— Task 1 —
In the film review of "Pawn Sacrifice," in which city is Fischer's hotel suite located when he is shown tearing it apart in search of listening devices?
— Task 2 —
From the film review, extract the passage that begins with "Our first glimpse" up to and including "of hours with.".

"Pawn Sacrifice" tells the true story of American chess champion Bobby Fischer (Tobey Maguire) as he prepares for a legendary match-up against Russian Boris Spassky (Liev Schreiber). (Bleecker Street)

Our first glimpse of Bobby Fischer in “Pawn Sacrifice” is not the chess grandmaster’s proudest moment.

The year is 1972, when Fischer took on Soviet champion Boris Spassky for the world title in Iceland. Fischer, played by Tobey Maguire, is shown ripping apart his Reykjavik hotel suite, looking for listening devices. By the time a handler arrives to check on him, Fischer bears the look of a misbehaving child, sheepish and red-handed amid toppled lamps and torn artwork.

At the movies, at least, there’s no such thing as the ordinary, level-headed genius. Perhaps that trope doesn’t lend itself to compelling drama. But Fischer — yet another cinematic example of the troubled prodigy — is worth spending a couple of hours with.

Part of the appeal is Maguire, who has grown up a lot since portraying milquetoast Peter Parker in one “Spider-Man” sequel too many. Here, he’s a fascinating contradiction, utterly lost one moment and audaciously cocky the next, baiting the press and the whole of the Soviet Union.

Like other smart recent biopics, “Pawn Sacrifice” focuses on a single key period in its subject’s life. By-the-book flashbacks show us Fischer’s 1950s upbringing in Brooklyn, where his mother (Robin Weigert) laments, “If I take the pieces away, he just keeps playing in his head.”

But the story heats up once Fischer decides to make a bid for the championship by unseating the pride of the Soviet Union, Spassky, played by a fantastic Liev Schreiber, who delivers nearly all of his lines in Russian. At first, Spassky appears as the antithesis of Fischer; he’s a cool customer, outfitted in ubiquitous sunglasses and tailed by an intimidating entourage.

— Given data —

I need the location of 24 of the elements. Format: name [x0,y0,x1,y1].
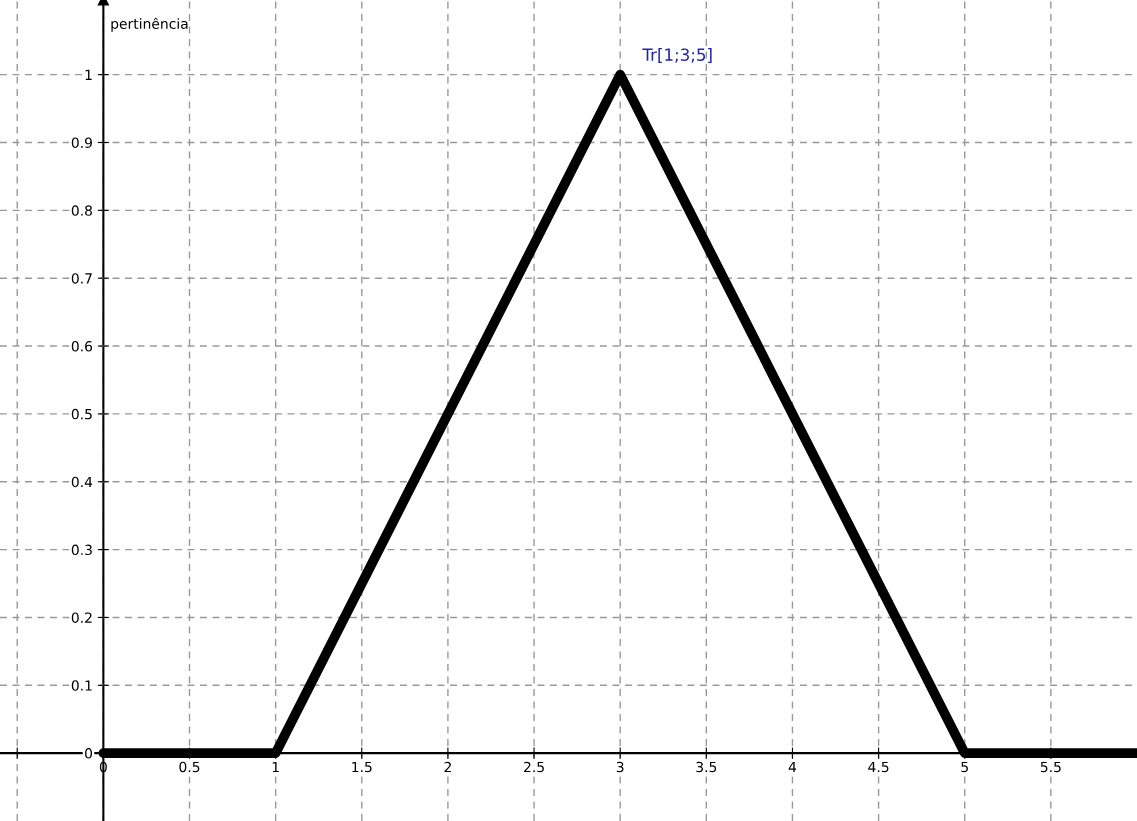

— Task solution 1 —
Reykjavik

— Task solution 2 —
Our first glimpse of Bobby Fischer in “Pawn Sacrifice” is not the chess grandmaster’s proudest moment.

The year is 1972, when Fischer took on Soviet champion Boris Spassky for the world title in Iceland. Fischer, played by Tobey Maguire, is shown ripping apart his Reykjavik hotel suite, looking for listening devices. By the time a handler arrives to check on him, Fischer bears the look of a misbehaving child, sheepish and red-handed amid toppled lamps and torn artwork.

At the movies, at least, there’s no such thing as the ordinary, level-headed genius. Perhaps that trope doesn’t lend itself to compelling drama. But Fischer — yet another cinematic example of the troubled prodigy — is worth spending a couple of hours with.